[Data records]
+ + + +

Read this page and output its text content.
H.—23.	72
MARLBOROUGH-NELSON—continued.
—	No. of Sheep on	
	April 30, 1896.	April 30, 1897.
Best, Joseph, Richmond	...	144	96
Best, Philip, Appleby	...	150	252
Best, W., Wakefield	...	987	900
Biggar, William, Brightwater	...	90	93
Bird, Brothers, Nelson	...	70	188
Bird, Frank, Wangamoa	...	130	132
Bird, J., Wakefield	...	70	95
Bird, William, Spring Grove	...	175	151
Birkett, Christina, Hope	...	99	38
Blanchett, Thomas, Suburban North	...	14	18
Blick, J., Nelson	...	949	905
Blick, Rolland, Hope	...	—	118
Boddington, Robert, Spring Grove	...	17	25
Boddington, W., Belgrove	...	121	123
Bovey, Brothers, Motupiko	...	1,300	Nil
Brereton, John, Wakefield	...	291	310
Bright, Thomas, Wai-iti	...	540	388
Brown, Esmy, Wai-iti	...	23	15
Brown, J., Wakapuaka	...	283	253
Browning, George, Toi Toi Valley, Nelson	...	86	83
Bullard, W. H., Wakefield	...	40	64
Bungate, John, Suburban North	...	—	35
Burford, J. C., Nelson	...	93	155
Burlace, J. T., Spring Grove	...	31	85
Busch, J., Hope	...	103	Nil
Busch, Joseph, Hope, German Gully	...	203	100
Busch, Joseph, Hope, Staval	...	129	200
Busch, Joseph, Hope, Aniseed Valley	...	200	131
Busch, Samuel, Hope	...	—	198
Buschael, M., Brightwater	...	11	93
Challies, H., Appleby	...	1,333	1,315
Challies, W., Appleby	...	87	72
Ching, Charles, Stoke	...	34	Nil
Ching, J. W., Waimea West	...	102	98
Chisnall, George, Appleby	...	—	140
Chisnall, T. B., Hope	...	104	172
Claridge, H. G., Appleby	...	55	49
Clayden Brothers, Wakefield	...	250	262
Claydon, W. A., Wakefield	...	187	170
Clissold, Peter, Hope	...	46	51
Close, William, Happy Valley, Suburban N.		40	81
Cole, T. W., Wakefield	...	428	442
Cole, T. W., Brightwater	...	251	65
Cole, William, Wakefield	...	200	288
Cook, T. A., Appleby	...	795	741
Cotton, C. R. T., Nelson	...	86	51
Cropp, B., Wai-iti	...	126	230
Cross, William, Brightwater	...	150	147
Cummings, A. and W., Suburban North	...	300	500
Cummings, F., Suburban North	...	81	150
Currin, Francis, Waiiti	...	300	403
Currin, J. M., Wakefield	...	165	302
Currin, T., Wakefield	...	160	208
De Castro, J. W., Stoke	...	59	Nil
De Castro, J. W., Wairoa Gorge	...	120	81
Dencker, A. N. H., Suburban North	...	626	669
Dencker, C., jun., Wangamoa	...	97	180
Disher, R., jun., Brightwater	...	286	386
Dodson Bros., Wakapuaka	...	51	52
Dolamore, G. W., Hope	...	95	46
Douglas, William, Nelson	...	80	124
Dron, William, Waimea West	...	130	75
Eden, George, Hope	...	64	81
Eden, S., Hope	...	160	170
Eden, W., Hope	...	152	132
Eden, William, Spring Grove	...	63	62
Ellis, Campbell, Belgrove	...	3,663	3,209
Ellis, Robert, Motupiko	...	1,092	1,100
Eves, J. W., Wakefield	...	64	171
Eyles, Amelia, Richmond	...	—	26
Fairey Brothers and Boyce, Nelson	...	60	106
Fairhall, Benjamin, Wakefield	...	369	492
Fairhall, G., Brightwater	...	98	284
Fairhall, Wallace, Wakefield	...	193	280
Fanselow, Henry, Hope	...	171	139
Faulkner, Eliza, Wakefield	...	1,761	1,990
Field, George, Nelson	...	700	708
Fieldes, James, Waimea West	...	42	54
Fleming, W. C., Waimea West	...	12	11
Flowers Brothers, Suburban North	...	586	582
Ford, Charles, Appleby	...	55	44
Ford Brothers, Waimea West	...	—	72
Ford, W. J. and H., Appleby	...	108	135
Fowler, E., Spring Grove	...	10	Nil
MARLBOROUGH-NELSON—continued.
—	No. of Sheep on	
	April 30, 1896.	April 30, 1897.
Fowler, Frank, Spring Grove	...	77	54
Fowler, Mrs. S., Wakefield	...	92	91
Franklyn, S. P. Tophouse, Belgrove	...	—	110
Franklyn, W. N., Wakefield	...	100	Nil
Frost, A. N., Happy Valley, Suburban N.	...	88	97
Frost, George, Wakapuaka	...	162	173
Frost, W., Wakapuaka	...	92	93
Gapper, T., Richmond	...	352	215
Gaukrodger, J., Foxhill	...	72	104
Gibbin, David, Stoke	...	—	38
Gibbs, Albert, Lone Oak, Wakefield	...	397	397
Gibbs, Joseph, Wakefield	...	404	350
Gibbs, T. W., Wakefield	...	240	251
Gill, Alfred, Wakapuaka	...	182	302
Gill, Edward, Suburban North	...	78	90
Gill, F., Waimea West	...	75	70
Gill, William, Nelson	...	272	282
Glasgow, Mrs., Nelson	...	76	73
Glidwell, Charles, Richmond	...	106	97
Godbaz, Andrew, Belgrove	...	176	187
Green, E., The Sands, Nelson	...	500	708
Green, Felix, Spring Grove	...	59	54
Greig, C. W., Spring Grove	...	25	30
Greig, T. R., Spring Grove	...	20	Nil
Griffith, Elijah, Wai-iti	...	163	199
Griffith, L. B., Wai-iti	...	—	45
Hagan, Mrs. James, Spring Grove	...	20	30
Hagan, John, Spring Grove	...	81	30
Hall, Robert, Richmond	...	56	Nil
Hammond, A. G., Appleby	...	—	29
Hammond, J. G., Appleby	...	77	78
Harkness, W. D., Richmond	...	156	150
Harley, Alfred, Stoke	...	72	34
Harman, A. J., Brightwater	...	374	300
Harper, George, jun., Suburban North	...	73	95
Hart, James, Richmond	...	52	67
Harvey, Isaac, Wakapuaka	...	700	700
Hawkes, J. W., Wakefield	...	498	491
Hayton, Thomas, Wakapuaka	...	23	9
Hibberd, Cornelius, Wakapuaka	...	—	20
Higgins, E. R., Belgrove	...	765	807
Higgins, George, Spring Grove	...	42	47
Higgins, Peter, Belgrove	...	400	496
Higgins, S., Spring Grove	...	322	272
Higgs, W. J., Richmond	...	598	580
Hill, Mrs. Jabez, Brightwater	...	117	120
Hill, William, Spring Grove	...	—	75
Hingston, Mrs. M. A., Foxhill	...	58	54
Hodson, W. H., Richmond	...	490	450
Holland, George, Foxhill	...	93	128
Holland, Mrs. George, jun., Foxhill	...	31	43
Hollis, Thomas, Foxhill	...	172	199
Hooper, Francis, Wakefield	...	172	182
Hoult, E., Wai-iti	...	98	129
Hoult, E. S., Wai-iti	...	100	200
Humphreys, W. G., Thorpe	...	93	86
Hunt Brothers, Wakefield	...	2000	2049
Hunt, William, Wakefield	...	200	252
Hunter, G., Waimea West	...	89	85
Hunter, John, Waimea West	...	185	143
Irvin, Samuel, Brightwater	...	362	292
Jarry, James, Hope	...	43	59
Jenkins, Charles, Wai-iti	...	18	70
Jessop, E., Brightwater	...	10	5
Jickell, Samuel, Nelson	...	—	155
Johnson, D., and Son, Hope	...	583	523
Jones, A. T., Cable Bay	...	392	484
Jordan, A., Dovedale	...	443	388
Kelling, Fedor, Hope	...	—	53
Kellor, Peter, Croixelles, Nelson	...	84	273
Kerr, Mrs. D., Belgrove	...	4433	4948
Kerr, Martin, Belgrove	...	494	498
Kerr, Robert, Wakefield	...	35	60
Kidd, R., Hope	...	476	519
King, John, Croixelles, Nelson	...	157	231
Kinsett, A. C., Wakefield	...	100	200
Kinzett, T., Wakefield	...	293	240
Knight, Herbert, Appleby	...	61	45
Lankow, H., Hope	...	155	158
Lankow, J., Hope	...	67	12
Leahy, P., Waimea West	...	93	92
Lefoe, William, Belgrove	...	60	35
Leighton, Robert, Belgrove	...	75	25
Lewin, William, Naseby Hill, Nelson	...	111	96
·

+ + + +

• Stated task
Count each line above in which the string "Green" appears, then state only the total.

• Task response
2